## start Records to use
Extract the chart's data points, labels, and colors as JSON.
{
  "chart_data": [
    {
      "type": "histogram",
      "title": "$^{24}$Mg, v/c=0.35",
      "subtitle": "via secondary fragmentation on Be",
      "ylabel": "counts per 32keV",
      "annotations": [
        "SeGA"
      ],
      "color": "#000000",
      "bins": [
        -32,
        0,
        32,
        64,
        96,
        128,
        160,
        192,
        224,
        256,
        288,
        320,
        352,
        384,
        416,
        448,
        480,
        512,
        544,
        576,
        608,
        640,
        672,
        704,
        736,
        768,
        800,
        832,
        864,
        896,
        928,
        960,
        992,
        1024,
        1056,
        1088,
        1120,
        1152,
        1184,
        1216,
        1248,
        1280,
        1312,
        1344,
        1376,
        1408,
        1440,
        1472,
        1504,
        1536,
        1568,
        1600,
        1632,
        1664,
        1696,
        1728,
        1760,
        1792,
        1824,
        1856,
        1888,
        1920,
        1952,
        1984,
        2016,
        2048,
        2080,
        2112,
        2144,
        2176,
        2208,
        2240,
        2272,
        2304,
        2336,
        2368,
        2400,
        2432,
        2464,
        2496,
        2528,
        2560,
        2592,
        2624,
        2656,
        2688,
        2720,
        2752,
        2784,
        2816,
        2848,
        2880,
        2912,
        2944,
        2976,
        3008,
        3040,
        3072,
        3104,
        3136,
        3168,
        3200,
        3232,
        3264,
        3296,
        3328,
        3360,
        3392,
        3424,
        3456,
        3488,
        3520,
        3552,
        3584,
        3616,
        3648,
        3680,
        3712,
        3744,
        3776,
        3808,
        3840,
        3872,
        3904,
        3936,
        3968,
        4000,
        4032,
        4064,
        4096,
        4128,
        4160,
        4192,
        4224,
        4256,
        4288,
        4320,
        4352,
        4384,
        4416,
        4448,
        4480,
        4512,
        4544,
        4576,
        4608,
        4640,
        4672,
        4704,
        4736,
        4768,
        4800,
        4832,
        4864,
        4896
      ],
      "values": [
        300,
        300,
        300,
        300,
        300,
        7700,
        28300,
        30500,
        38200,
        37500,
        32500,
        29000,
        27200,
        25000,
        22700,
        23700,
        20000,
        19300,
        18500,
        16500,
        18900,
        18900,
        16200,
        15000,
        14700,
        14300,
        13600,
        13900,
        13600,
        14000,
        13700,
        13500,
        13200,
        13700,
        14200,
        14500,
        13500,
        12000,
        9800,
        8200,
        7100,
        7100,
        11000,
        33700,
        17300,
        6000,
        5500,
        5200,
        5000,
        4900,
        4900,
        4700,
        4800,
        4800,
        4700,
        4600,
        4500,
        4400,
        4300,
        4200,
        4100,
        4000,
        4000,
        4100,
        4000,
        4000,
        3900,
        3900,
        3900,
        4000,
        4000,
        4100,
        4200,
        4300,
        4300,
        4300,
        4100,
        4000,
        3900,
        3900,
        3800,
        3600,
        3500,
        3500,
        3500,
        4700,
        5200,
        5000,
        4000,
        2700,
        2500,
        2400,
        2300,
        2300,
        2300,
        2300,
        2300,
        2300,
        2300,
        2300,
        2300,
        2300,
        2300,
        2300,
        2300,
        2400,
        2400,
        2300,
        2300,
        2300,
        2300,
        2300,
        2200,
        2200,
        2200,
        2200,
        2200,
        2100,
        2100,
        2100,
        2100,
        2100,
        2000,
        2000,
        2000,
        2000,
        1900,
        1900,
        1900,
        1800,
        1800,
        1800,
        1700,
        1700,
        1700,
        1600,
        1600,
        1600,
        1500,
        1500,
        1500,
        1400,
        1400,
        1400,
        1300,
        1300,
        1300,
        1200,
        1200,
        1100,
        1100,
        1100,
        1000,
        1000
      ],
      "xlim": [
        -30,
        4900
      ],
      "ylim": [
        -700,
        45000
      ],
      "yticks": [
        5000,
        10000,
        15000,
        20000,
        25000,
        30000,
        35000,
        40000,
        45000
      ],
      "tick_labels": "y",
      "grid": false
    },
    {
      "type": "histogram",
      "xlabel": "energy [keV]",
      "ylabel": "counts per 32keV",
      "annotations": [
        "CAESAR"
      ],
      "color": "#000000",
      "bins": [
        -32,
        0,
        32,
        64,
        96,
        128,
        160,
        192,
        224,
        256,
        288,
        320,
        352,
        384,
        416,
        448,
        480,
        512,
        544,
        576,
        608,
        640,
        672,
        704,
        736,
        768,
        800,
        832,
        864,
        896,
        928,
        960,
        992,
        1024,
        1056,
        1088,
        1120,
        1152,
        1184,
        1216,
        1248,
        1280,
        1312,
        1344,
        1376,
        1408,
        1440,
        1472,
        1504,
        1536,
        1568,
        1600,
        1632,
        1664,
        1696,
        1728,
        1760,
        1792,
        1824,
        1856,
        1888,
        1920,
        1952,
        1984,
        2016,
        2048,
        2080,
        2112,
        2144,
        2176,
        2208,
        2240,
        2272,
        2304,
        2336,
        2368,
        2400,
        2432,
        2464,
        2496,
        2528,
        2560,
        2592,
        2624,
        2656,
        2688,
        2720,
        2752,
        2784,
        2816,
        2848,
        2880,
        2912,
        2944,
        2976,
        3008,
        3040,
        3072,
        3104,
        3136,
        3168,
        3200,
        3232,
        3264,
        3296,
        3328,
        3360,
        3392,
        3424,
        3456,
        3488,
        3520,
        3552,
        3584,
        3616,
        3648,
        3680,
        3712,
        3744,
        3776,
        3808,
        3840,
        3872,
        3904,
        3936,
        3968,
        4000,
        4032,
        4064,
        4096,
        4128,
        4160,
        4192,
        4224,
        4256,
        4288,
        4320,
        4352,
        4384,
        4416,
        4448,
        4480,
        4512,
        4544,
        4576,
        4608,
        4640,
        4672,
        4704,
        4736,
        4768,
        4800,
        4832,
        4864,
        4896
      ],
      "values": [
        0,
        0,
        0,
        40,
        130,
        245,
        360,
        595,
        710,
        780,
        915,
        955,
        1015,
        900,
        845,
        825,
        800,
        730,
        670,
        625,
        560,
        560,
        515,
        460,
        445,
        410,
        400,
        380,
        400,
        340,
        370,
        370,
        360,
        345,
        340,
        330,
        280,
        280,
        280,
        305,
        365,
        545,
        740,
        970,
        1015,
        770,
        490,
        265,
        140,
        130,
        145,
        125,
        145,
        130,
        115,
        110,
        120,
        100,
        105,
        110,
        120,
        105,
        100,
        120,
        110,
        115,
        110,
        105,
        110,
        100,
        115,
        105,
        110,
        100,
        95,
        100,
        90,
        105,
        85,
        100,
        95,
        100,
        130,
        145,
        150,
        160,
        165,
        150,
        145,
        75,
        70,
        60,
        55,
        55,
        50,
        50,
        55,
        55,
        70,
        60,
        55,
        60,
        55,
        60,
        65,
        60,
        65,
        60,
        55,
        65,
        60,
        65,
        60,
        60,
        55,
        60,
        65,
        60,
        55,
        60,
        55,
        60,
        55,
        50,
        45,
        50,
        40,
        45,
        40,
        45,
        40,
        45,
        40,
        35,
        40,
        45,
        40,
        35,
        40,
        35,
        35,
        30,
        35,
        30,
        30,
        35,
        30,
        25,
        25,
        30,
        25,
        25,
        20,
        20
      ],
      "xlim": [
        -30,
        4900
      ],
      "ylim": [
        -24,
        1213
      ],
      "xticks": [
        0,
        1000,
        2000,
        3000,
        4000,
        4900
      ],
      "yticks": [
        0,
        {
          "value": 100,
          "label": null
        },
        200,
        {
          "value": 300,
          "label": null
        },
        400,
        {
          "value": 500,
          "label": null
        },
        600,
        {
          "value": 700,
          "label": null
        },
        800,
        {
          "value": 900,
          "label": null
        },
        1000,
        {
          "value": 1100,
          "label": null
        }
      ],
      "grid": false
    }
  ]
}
## end Records to use
**Task to complete**
Output all of the data again, exactly.

**Result for this task**
Extract the chart's data points, labels, and colors as JSON.
{
  "chart_data": [
    {
      "type": "histogram",
      "title": "$^{24}$Mg, v/c=0.35",
      "subtitle": "via secondary fragmentation on Be",
      "ylabel": "counts per 32keV",
      "annotations": [
        "SeGA"
      ],
      "color": "#000000",
      "bins": [
        -32,
        0,
        32,
        64,
        96,
        128,
        160,
        192,
        224,
        256,
        288,
        320,
        352,
        384,
        416,
        448,
        480,
        512,
        544,
        576,
        608,
        640,
        672,
        704,
        736,
        768,
        800,
        832,
        864,
        896,
        928,
        960,
        992,
        1024,
        1056,
        1088,
        1120,
        1152,
        1184,
        1216,
        1248,
        1280,
        1312,
        1344,
        1376,
        1408,
        1440,
        1472,
        1504,
        1536,
        1568,
        1600,
        1632,
        1664,
        1696,
        1728,
        1760,
        1792,
        1824,
        1856,
        1888,
        1920,
        1952,
        1984,
        2016,
        2048,
        2080,
        2112,
        2144,
        2176,
        2208,
        2240,
        2272,
        2304,
        2336,
        2368,
        2400,
        2432,
        2464,
        2496,
        2528,
        2560,
        2592,
        2624,
        2656,
        2688,
        2720,
        2752,
        2784,
        2816,
        2848,
        2880,
        2912,
        2944,
        2976,
        3008,
        3040,
        3072,
        3104,
        3136,
        3168,
        3200,
        3232,
        3264,
        3296,
        3328,
        3360,
        3392,
        3424,
        3456,
        3488,
        3520,
        3552,
        3584,
        3616,
        3648,
        3680,
        3712,
        3744,
        3776,
        3808,
        3840,
        3872,
        3904,
        3936,
        3968,
        4000,
        4032,
        4064,
        4096,
        4128,
        4160,
        4192,
        4224,
        4256,
        4288,
        4320,
        4352,
        4384,
        4416,
        4448,
        4480,
        4512,
        4544,
        4576,
        4608,
        4640,
        4672,
        4704,
        4736,
        4768,
        4800,
        4832,
        4864,
        4896
      ],
      "values": [
        300,
        300,
        300,
        300,
        300,
        7700,
        28300,
        30500,
        38200,
        37500,
        32500,
        29000,
        27200,
        25000,
        22700,
        23700,
        20000,
        19300,
        18500,
        16500,
        18900,
        18900,
        16200,
        15000,
        14700,
        14300,
        13600,
        13900,
        13600,
        14000,
        13700,
        13500,
        13200,
        13700,
        14200,
        14500,
        13500,
        12000,
        9800,
        8200,
        7100,
        7100,
        11000,
        33700,
        17300,
        6000,
        5500,
        5200,
        5000,
        4900,
        4900,
        4700,
        4800,
        4800,
        4700,
        4600,
        4500,
        4400,
        4300,
        4200,
        4100,
        4000,
        4000,
        4100,
        4000,
        4000,
        3900,
        3900,
        3900,
        4000,
        4000,
        4100,
        4200,
        4300,
        4300,
        4300,
        4100,
        4000,
        3900,
        3900,
        3800,
        3600,
        3500,
        3500,
        3500,
        4700,
        5200,
        5000,
        4000,
        2700,
        2500,
        2400,
        2300,
        2300,
        2300,
        2300,
        2300,
        2300,
        2300,
        2300,
        2300,
        2300,
        2300,
        2300,
        2300,
        2400,
        2400,
        2300,
        2300,
        2300,
        2300,
        2300,
        2200,
        2200,
        2200,
        2200,
        2200,
        2100,
        2100,
        2100,
        2100,
        2100,
        2000,
        2000,
        2000,
        2000,
        1900,
        1900,
        1900,
        1800,
        1800,
        1800,
        1700,
        1700,
        1700,
        1600,
        1600,
        1600,
        1500,
        1500,
        1500,
        1400,
        1400,
        1400,
        1300,
        1300,
        1300,
        1200,
        1200,
        1100,
        1100,
        1100,
        1000,
        1000
      ],
      "xlim": [
        -30,
        4900
      ],
      "ylim": [
        -700,
        45000
      ],
      "yticks": [
        5000,
        10000,
        15000,
        20000,
        25000,
        30000,
        35000,
        40000,
        45000
      ],
      "tick_labels": "y",
      "grid": false
    },
    {
      "type": "histogram",
      "xlabel": "energy [keV]",
      "ylabel": "counts per 32keV",
      "annotations": [
        "CAESAR"
      ],
      "color": "#000000",
      "bins": [
        -32,
        0,
        32,
        64,
        96,
        128,
        160,
        192,
        224,
        256,
        288,
        320,
        352,
        384,
        416,
        448,
        480,
        512,
        544,
        576,
        608,
        640,
        672,
        704,
        736,
        768,
        800,
        832,
        864,
        896,
        928,
        960,
        992,
        1024,
        1056,
        1088,
        1120,
        1152,
        1184,
        1216,
        1248,
        1280,
        1312,
        1344,
        1376,
        1408,
        1440,
        1472,
        1504,
        1536,
        1568,
        1600,
        1632,
        1664,
        1696,
        1728,
        1760,
        1792,
        1824,
        1856,
        1888,
        1920,
        1952,
        1984,
        2016,
        2048,
        2080,
        2112,
        2144,
        2176,
        2208,
        2240,
        2272,
        2304,
        2336,
        2368,
        2400,
        2432,
        2464,
        2496,
        2528,
        2560,
        2592,
        2624,
        2656,
        2688,
        2720,
        2752,
        2784,
        2816,
        2848,
        2880,
        2912,
        2944,
        2976,
        3008,
        3040,
        3072,
        3104,
        3136,
        3168,
        3200,
        3232,
        3264,
        3296,
        3328,
        3360,
        3392,
        3424,
        3456,
        3488,
        3520,
        3552,
        3584,
        3616,
        3648,
        3680,
        3712,
        3744,
        3776,
        3808,
        3840,
        3872,
        3904,
        3936,
        3968,
        4000,
        4032,
        4064,
        4096,
        4128,
        4160,
        4192,
        4224,
        4256,
        4288,
        4320,
        4352,
        4384,
        4416,
        4448,
        4480,
        4512,
        4544,
        4576,
        4608,
        4640,
        4672,
        4704,
        4736,
        4768,
        4800,
        4832,
        4864,
        4896
      ],
      "values": [
        0,
        0,
        0,
        40,
        130,
        245,
        360,
        595,
        710,
        780,
        915,
        955,
        1015,
        900,
        845,
        825,
        800,
        730,
        670,
        625,
        560,
        560,
        515,
        460,
        445,
        410,
        400,
        380,
        400,
        340,
        370,
        370,
        360,
        345,
        340,
        330,
        280,
        280,
        280,
        305,
        365,
        545,
        740,
        970,
        1015,
        770,
        490,
        265,
        140,
        130,
        145,
        125,
        145,
        130,
        115,
        110,
        120,
        100,
        105,
        110,
        120,
        105,
        100,
        120,
        110,
        115,
        110,
        105,
        110,
        100,
        115,
        105,
        110,
        100,
        95,
        100,
        90,
        105,
        85,
        100,
        95,
        100,
        130,
        145,
        150,
        160,
        165,
        150,
        145,
        75,
        70,
        60,
        55,
        55,
        50,
        50,
        55,
        55,
        70,
        60,
        55,
        60,
        55,
        60,
        65,
        60,
        65,
        60,
        55,
        65,
        60,
        65,
        60,
        60,
        55,
        60,
        65,
        60,
        55,
        60,
        55,
        60,
        55,
        50,
        45,
        50,
        40,
        45,
        40,
        45,
        40,
        45,
        40,
        35,
        40,
        45,
        40,
        35,
        40,
        35,
        35,
        30,
        35,
        30,
        30,
        35,
        30,
        25,
        25,
        30,
        25,
        25,
        20,
        20
      ],
      "xlim": [
        -30,
        4900
      ],
      "ylim": [
        -24,
        1213
      ],
      "xticks": [
        0,
        1000,
        2000,
        3000,
        4000,
        4900
      ],
      "yticks": [
        0,
        {
          "value": 100,
          "label": null
        },
        200,
        {
          "value": 300,
          "label": null
        },
        400,
        {
          "value": 500,
          "label": null
        },
        600,
        {
          "value": 700,
          "label": null
        },
        800,
        {
          "value": 900,
          "label": null
        },
        1000,
        {
          "value": 1100,
          "label": null
        }
      ],
      "grid": false
    }
  ]
}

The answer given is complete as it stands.